Aim of the task -> Copy every line of the data in which the word "Level" occurs.

Dataset content ->
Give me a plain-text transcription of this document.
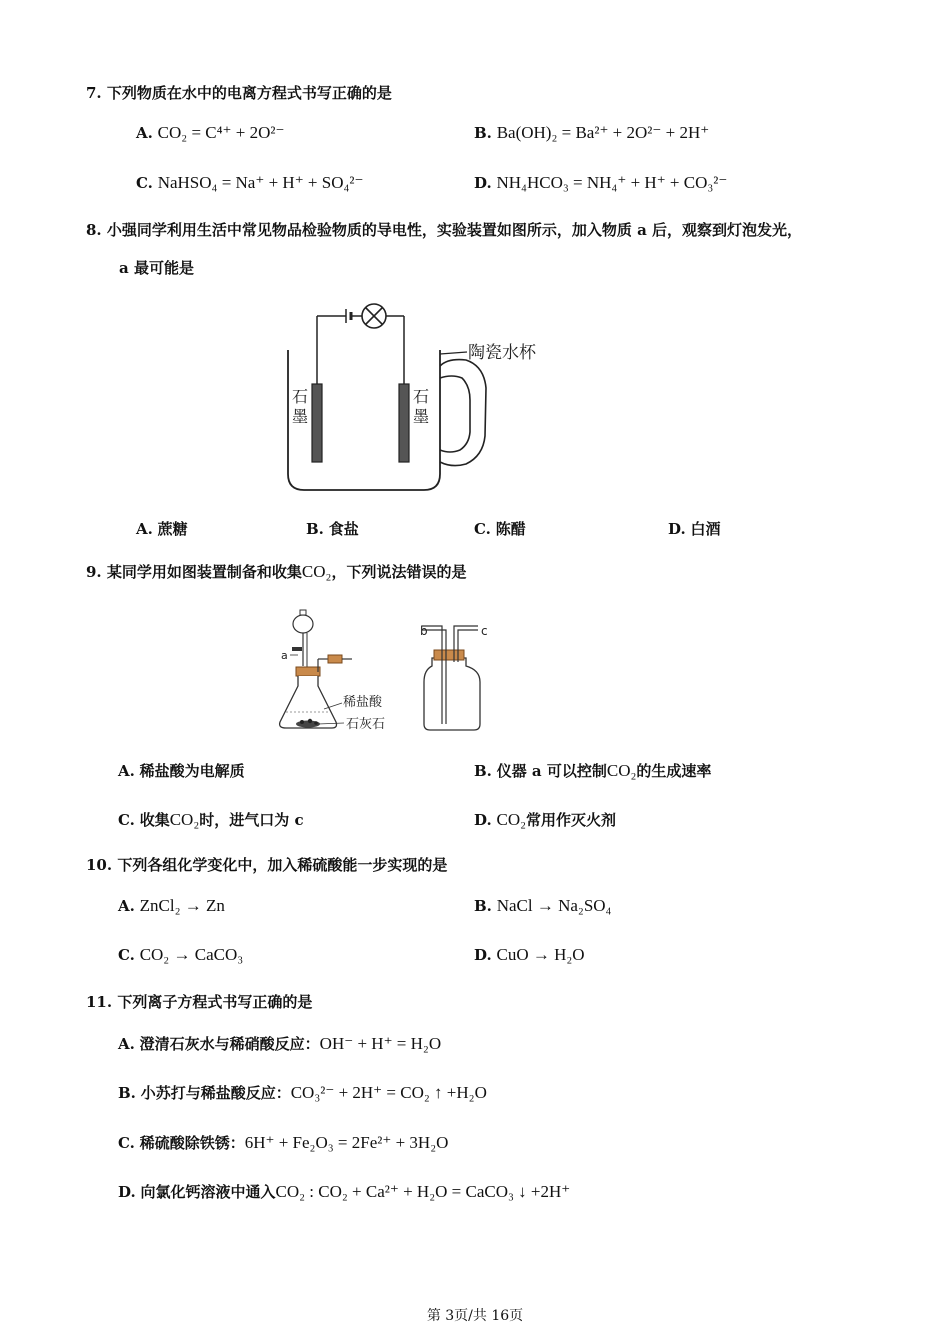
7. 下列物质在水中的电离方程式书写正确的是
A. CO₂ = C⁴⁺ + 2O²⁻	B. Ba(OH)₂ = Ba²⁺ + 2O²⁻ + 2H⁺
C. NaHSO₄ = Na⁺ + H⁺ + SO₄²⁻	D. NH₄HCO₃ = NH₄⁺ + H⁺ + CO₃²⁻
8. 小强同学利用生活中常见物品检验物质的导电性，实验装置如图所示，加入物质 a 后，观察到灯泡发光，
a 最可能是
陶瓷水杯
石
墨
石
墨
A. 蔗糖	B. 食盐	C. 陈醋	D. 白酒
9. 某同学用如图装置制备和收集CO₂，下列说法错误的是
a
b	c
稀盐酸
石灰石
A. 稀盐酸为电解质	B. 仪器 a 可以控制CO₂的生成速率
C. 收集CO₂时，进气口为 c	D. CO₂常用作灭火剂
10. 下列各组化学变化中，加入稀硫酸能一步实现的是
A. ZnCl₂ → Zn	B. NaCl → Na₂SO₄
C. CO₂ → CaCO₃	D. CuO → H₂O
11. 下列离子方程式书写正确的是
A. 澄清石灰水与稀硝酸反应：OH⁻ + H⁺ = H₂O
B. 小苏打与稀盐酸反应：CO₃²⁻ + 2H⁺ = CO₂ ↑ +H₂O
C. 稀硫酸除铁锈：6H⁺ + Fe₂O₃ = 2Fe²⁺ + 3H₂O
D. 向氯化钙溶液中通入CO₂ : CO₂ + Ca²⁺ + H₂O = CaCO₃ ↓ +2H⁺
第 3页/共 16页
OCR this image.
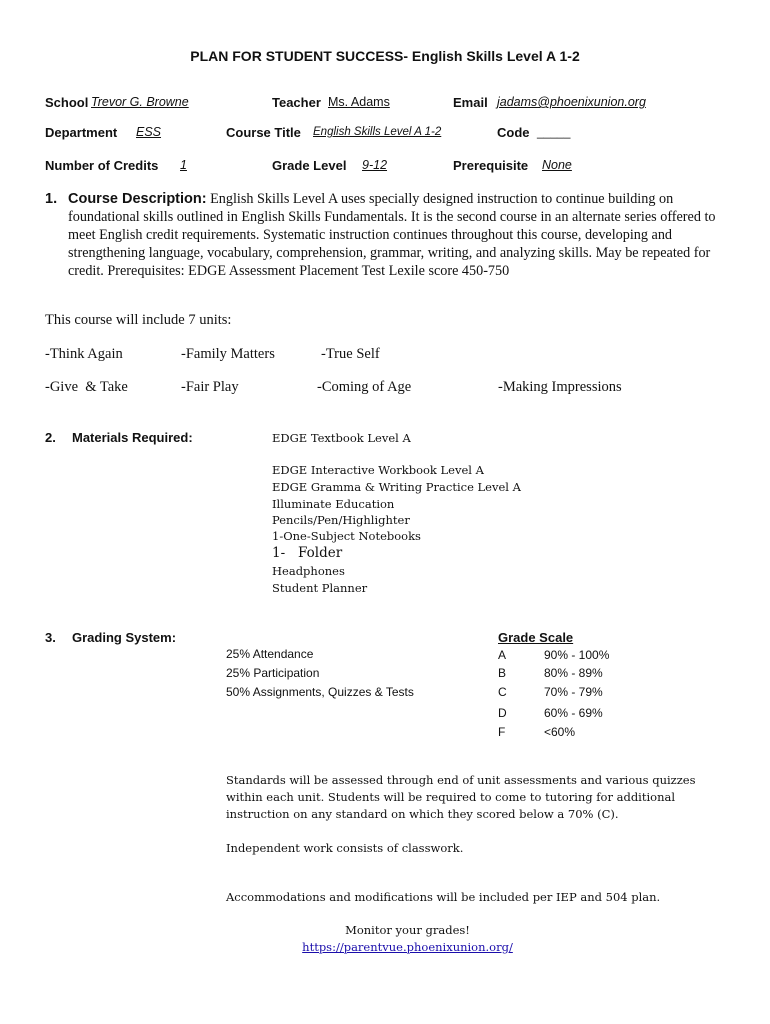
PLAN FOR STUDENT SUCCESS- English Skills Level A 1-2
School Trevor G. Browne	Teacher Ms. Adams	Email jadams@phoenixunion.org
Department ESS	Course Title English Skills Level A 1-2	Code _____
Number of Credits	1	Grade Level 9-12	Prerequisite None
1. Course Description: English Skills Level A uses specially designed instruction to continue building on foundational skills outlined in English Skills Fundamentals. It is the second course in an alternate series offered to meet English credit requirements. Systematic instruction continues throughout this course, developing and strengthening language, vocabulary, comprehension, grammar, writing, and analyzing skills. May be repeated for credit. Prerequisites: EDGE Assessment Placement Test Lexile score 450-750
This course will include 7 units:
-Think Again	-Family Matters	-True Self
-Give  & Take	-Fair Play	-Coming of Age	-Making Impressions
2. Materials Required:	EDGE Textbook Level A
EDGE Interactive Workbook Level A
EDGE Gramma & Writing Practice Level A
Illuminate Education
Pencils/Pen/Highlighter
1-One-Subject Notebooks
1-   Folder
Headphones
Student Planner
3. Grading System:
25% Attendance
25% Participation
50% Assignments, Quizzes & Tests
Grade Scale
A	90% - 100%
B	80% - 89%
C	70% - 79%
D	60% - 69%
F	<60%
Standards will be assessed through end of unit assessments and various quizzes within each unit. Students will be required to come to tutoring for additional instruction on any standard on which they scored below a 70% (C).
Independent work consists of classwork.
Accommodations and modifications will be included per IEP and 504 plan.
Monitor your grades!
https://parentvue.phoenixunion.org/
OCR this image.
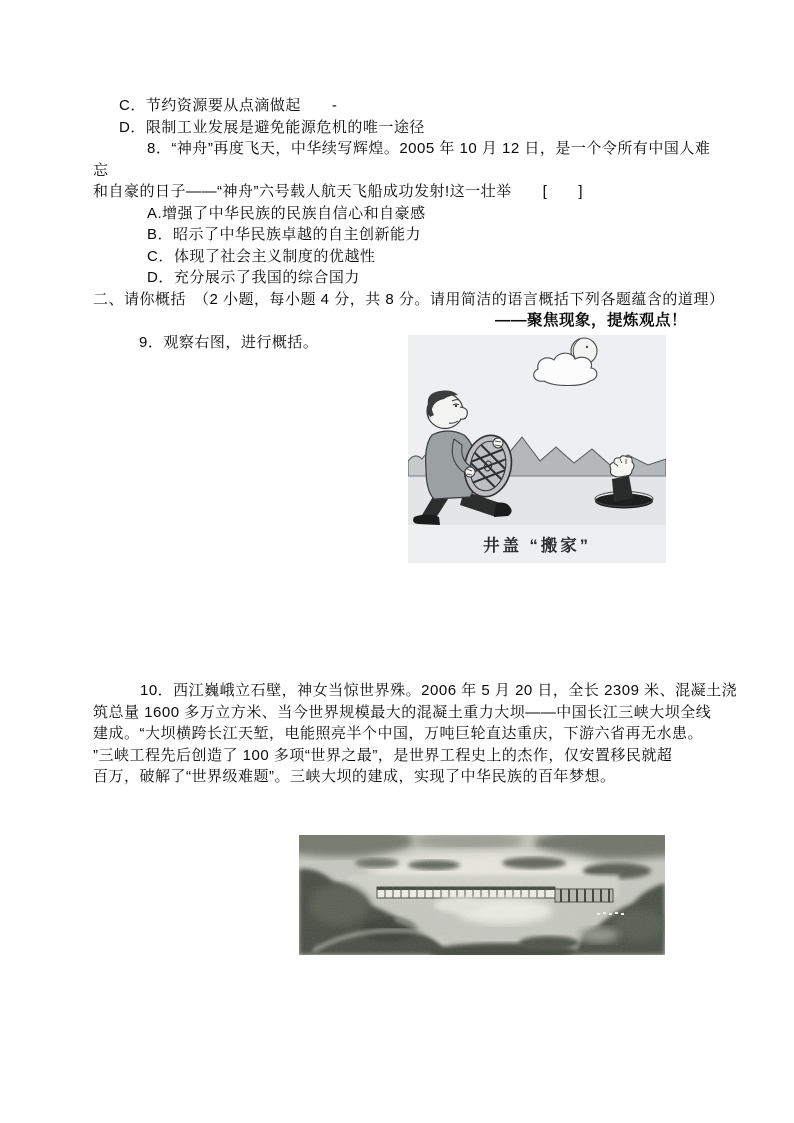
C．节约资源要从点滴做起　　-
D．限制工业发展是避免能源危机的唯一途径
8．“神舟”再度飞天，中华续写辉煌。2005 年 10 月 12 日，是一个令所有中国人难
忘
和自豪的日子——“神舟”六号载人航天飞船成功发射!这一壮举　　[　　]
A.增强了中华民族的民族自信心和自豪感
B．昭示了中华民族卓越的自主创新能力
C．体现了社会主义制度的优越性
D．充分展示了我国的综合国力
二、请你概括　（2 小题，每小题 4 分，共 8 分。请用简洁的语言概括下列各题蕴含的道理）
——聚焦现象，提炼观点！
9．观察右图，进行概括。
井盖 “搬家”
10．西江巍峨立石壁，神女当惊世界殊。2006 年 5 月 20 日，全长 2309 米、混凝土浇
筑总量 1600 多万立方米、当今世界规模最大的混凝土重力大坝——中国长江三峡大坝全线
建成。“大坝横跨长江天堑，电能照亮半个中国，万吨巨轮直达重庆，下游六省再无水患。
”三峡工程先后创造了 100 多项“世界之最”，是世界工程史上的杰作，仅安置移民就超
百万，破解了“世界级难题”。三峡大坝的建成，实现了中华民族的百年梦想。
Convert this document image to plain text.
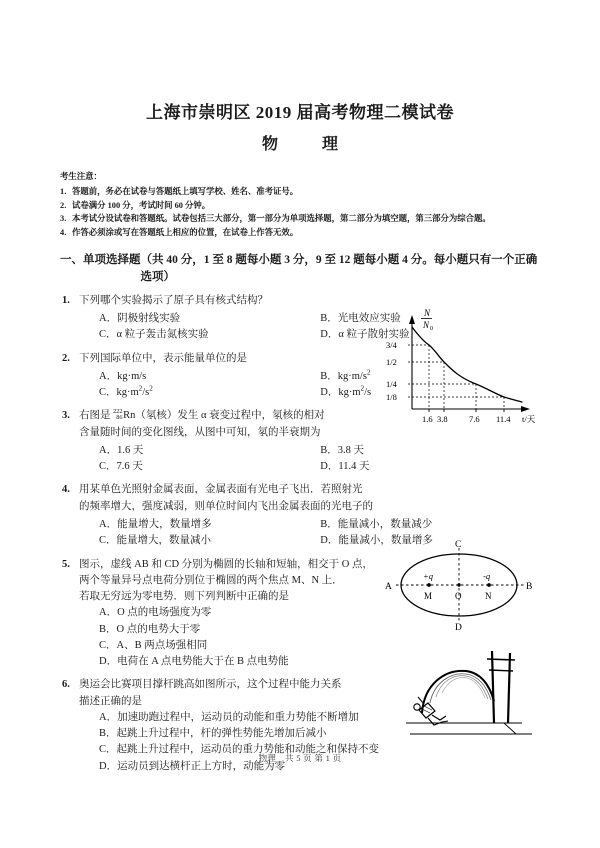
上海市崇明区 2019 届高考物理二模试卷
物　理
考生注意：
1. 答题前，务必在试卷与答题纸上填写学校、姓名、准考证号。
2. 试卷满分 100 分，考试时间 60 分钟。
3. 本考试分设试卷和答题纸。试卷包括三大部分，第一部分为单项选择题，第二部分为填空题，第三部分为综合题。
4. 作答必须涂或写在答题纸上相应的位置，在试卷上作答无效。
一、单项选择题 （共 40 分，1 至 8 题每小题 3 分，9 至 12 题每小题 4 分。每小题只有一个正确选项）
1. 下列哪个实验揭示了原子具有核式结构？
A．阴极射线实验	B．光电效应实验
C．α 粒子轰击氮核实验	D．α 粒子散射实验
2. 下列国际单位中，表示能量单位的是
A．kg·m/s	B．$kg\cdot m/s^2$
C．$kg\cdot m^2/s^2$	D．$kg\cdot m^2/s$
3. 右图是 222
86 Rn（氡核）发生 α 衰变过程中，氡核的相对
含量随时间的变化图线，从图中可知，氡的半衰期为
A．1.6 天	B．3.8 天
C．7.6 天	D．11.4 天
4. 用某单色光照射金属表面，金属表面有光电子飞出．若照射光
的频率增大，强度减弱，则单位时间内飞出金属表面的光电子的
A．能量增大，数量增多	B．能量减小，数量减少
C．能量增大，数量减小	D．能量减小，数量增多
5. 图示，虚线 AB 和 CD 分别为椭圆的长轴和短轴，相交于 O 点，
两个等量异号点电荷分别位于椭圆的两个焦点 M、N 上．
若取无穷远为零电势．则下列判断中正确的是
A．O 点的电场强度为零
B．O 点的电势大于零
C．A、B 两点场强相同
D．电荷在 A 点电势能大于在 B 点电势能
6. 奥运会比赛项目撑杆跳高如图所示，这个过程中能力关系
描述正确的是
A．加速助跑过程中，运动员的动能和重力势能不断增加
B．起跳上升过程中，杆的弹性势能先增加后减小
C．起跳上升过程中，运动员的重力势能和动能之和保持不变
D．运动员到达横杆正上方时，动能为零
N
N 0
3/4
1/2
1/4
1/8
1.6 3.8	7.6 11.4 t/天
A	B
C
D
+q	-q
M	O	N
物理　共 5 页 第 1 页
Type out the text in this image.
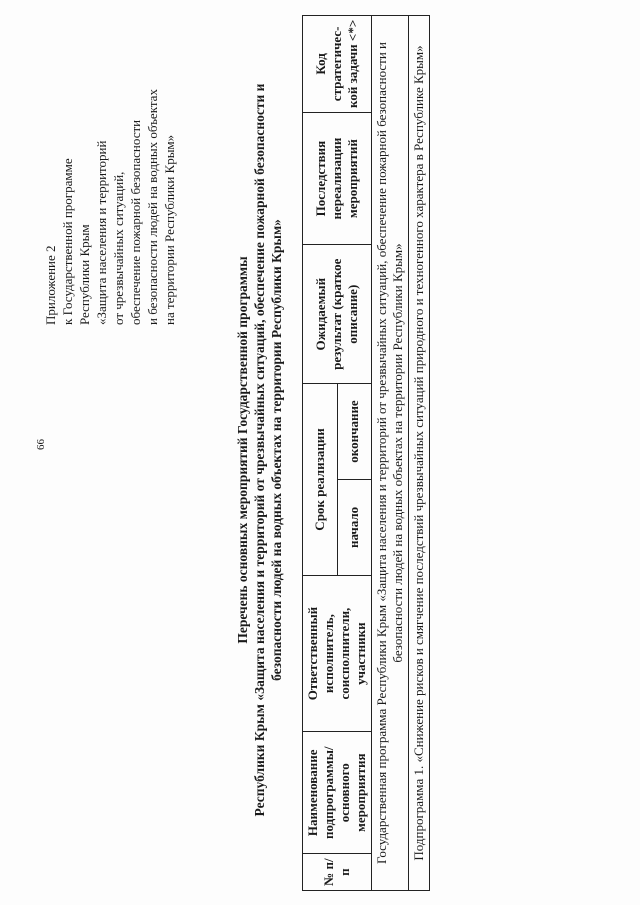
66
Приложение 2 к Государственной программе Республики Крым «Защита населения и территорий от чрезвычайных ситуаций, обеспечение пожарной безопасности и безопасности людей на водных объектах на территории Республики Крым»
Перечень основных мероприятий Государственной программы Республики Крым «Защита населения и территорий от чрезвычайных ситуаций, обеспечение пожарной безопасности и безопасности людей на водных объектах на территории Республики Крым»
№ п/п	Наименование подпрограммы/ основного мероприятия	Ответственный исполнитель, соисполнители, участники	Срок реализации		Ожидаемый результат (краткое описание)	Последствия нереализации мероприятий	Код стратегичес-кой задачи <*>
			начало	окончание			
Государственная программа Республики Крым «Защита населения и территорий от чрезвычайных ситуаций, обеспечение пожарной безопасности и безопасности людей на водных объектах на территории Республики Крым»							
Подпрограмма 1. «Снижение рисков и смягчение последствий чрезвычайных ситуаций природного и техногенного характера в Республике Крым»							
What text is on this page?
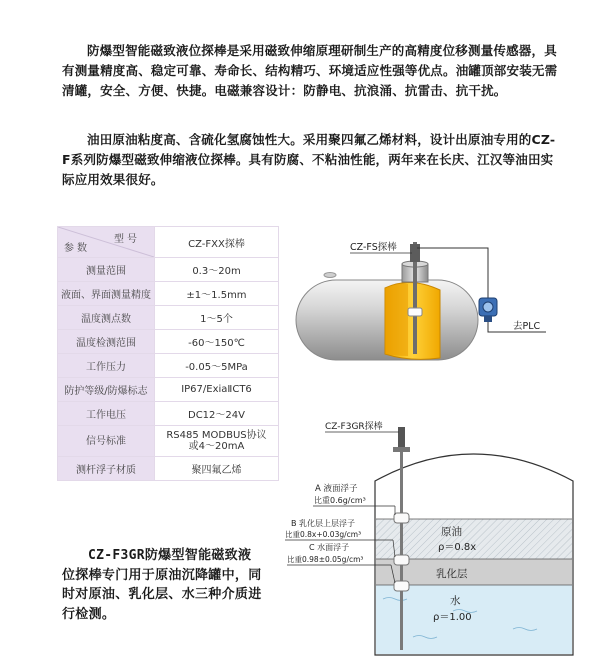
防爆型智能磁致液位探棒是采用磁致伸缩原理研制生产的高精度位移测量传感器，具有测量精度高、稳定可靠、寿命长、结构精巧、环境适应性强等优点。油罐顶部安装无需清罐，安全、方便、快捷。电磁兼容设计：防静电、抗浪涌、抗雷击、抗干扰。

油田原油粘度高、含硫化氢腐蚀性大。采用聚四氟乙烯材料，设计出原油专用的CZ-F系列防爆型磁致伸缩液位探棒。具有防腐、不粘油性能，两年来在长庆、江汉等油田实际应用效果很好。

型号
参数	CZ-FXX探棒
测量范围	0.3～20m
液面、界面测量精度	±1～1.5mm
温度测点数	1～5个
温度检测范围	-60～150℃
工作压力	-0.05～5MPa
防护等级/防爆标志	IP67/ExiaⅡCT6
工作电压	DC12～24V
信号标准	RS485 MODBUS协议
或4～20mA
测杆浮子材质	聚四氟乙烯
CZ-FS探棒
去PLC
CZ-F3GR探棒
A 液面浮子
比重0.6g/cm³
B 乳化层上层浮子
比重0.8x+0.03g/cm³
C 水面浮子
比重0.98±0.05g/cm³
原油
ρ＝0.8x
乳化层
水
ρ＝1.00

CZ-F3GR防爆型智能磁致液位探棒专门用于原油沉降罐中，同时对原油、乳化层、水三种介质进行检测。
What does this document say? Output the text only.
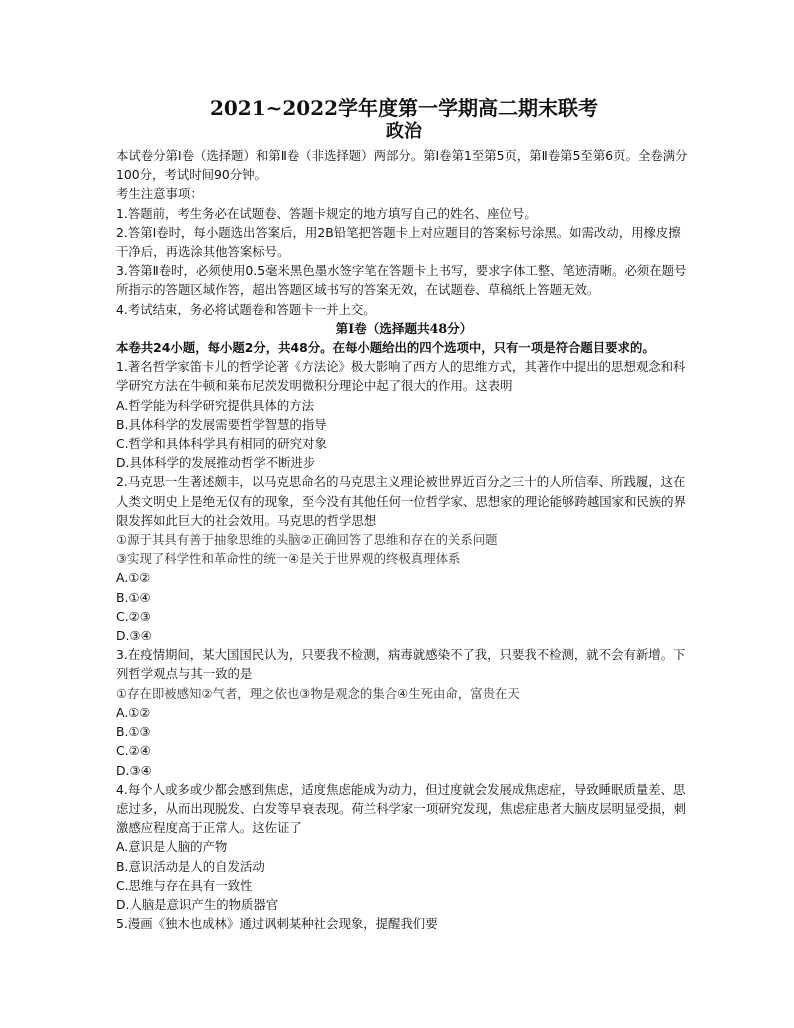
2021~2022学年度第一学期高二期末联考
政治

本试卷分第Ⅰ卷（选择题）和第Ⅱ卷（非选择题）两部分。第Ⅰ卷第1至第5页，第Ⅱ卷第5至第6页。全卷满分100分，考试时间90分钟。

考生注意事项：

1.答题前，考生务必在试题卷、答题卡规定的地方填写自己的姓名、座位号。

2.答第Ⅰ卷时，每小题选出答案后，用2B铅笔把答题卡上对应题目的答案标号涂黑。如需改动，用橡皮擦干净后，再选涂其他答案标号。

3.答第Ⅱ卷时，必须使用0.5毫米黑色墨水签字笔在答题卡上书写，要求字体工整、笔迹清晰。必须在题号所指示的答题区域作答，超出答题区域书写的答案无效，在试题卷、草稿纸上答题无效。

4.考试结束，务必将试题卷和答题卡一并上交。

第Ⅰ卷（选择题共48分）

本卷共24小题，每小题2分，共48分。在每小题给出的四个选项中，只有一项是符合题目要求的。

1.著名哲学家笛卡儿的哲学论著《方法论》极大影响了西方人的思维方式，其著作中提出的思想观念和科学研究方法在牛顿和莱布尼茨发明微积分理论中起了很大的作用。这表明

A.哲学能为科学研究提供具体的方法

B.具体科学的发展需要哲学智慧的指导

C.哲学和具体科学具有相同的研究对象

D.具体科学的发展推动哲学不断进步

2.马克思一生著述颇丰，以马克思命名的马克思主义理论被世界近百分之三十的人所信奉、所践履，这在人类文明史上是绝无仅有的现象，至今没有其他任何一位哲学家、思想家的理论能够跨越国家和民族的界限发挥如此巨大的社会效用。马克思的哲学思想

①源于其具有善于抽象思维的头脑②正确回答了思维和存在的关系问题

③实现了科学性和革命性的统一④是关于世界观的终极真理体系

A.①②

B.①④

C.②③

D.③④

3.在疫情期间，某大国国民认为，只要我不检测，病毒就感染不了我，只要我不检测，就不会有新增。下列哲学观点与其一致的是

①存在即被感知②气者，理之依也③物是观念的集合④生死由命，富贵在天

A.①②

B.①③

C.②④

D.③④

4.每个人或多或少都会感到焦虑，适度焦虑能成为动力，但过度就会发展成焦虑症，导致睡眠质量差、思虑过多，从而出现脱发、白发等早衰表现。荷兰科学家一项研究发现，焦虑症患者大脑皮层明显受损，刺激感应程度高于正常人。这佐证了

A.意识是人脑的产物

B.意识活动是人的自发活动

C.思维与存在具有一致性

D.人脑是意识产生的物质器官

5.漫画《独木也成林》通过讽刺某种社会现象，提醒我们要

Result of this task ->
PLAN FOR STUDENT SUCCESS- English Skills Level A 1-2
Department ESS	Course Title English Skills Level A 1-2	Code _____
Number of Credits	1	Grade Level 9-12	Prerequisite None
1. Course Description: English Skills Level A uses specially designed instruction to continue building on foundational skills outlined in English Skills Fundamentals. It is the second course in an alternate series offered to meet English credit requirements. Systematic instruction continues throughout this course, developing and strengthening language, vocabulary, comprehension, grammar, writing, and analyzing skills. May be repeated for credit. Prerequisites: EDGE Assessment Placement Test Lexile score 450-750
2. Materials Required:	EDGE Textbook Level A
EDGE Interactive Workbook Level A
EDGE Gramma & Writing Practice Level A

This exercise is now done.